• Goal of the exercise
Render the rows below as a Markdown table with two columns, No. and Line. Number each row in No., put its text in Line, and leave out any blank lines.

• Given records

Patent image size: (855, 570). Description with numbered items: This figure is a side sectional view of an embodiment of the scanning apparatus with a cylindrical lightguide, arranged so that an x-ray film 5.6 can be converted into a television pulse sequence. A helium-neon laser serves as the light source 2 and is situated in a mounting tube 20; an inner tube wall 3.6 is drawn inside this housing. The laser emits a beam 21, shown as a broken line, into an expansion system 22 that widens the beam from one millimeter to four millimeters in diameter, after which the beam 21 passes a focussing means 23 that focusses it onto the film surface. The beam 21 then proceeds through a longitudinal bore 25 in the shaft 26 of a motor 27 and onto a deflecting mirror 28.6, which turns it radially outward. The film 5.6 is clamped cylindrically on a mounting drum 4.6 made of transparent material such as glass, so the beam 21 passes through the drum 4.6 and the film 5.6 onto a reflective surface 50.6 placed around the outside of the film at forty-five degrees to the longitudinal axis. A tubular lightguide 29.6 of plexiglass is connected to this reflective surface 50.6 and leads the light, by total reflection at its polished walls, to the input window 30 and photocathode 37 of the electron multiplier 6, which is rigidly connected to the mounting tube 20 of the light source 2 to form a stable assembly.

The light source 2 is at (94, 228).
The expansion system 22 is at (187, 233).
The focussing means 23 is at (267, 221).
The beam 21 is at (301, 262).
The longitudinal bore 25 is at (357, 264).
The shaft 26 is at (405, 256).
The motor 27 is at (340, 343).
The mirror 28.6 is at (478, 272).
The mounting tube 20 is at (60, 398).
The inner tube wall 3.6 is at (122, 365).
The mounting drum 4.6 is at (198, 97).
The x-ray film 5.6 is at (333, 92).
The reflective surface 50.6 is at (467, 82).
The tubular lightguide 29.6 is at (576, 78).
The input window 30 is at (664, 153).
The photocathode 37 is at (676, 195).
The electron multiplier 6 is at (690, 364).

• Correct output
| No. | Line |
|---|---|
| 1 | Patent image size: (855, 570). Description with numbered items: This figure is a side sectional view of an embodiment of the scanning apparatus with a cylindrical lightguide, arranged so that an x-ray film 5.6 can be converted into a television pulse sequence. A helium-neon laser serves as the light source 2 and is situated in a mounting tube 20; an inner tube wall 3.6 is drawn inside this housing. The laser emits a beam 21, shown as a broken line, into an expansion system 22 that widens the beam from one millimeter to four millimeters in diameter, after which the beam 21 passes a focussing means 23 that focusses it onto the film surface. The beam 21 then proceeds through a longitudinal bore 25 in the shaft 26 of a motor 27 and onto a deflecting mirror 28.6, which turns it radially outward. The film 5.6 is clamped cylindrically on a mounting drum 4.6 made of transparent material such as glass, so the beam 21 passes through the drum 4.6 and the film 5.6 onto a reflective surface 50.6 placed around the outside of the film at forty-five degrees to the longitudinal axis. A tubular lightguide 29.6 of plexiglass is connected to this reflective surface 50.6 and leads the light, by total reflection at its polished walls, to the input window 30 and photocathode 37 of the electron multiplier 6, which is rigidly connected to the mounting tube 20 of the light source 2 to form a stable assembly. |
| 2 | The light source 2 is at (94, 228). |
| 3 | The expansion system 22 is at (187, 233). |
| 4 | The focussing means 23 is at (267, 221). |
| 5 | The beam 21 is at (301, 262). |
| 6 | The longitudinal bore 25 is at (357, 264). |
| 7 | The shaft 26 is at (405, 256). |
| 8 | The motor 27 is at (340, 343). |
| 9 | The mirror 28.6 is at (478, 272). |
| 10 | The mounting tube 20 is at (60, 398). |
| 11 | The inner tube wall 3.6 is at (122, 365). |
| 12 | The mounting drum 4.6 is at (198, 97). |
| 13 | The x-ray film 5.6 is at (333, 92). |
| 14 | The reflective surface 50.6 is at (467, 82). |
| 15 | The tubular lightguide 29.6 is at (576, 78). |
| 16 | The input window 30 is at (664, 153). |
| 17 | The photocathode 37 is at (676, 195). |
| 18 | The electron multiplier 6 is at (690, 364). |